■ **Short exercise**: Sift the records below: which lines contain the word "drives"? Copy each of those lines out.

■ **Data shown**:

★ ★ ★

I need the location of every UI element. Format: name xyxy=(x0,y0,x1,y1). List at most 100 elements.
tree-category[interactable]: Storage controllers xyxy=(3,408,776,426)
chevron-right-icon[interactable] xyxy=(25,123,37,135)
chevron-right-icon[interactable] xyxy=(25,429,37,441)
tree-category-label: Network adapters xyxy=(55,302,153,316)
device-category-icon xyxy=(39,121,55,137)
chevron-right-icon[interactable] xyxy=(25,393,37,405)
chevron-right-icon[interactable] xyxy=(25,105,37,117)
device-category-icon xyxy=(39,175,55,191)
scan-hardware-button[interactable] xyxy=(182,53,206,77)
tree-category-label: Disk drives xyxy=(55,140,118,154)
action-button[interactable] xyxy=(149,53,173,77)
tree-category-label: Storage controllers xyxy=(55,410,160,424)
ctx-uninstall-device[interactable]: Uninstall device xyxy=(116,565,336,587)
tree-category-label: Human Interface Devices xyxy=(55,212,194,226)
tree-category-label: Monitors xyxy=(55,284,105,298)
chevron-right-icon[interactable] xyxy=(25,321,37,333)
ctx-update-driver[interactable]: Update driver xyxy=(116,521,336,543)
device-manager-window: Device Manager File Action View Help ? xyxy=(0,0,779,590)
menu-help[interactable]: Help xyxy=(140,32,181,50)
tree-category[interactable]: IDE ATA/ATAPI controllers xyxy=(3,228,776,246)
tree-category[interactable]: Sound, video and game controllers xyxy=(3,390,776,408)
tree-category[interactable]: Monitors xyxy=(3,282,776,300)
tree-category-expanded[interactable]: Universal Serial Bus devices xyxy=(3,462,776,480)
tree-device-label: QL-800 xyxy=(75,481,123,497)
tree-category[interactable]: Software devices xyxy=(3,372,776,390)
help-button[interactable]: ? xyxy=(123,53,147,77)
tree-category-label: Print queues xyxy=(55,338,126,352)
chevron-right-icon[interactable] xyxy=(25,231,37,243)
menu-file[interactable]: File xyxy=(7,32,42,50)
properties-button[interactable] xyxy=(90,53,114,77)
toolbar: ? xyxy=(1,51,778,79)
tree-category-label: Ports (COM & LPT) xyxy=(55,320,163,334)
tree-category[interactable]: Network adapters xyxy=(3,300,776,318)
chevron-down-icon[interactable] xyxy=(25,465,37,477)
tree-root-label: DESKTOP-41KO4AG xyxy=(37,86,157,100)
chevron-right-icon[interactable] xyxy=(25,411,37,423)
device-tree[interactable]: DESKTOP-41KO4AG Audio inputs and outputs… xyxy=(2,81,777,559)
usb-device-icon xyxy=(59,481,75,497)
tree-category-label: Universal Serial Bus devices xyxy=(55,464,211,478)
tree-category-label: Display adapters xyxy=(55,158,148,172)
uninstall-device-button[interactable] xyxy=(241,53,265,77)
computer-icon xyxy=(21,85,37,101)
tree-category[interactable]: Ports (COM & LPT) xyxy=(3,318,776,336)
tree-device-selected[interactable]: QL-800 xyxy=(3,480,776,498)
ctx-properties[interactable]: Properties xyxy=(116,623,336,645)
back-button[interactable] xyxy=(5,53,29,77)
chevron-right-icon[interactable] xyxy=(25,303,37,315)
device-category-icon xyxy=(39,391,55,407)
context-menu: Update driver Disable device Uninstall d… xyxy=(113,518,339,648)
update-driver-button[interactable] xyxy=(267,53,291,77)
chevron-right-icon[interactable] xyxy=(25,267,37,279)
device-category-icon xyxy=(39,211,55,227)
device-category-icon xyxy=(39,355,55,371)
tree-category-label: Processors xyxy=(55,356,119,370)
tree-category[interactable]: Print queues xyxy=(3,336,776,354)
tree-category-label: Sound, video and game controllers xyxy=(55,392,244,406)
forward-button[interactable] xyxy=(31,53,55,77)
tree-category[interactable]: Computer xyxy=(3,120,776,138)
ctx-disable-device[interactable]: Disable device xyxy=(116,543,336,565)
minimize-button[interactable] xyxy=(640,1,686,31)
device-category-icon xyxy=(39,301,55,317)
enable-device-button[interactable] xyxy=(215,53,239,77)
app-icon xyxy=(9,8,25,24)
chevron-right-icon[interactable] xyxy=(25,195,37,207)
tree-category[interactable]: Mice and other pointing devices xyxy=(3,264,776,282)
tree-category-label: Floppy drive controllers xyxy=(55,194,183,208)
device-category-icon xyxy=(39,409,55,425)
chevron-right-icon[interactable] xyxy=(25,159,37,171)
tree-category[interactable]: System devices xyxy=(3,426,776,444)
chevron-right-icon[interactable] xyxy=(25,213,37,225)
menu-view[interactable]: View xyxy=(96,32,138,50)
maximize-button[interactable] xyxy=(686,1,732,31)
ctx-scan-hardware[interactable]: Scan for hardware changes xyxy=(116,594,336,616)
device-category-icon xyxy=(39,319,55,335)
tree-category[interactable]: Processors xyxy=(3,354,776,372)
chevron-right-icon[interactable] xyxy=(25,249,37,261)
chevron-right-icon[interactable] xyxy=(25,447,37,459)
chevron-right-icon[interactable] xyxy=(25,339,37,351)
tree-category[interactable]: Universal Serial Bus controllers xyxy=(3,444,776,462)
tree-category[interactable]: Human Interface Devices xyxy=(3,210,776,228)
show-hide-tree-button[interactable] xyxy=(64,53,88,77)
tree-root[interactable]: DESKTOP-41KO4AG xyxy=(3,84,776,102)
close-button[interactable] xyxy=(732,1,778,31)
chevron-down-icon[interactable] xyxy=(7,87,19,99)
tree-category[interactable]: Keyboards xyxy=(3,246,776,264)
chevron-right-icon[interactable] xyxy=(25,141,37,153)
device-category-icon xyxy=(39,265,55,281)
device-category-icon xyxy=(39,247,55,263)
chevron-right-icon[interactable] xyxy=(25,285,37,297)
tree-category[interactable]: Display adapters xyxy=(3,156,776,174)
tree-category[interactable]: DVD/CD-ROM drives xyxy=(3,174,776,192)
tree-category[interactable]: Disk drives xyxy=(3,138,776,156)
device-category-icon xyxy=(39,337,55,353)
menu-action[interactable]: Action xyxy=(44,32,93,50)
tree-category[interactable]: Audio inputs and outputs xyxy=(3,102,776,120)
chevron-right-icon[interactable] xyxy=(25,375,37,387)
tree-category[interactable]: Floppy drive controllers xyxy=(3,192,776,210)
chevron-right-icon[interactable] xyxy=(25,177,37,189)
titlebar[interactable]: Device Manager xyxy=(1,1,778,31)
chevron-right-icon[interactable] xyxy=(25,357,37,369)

★ ★ ★

■ **Full answer**:
tree-category-label: Disk drives xyxy=(55,140,118,154)
tree-category[interactable]: DVD/CD-ROM drives xyxy=(3,174,776,192)
tree-category[interactable]: Disk drives xyxy=(3,138,776,156)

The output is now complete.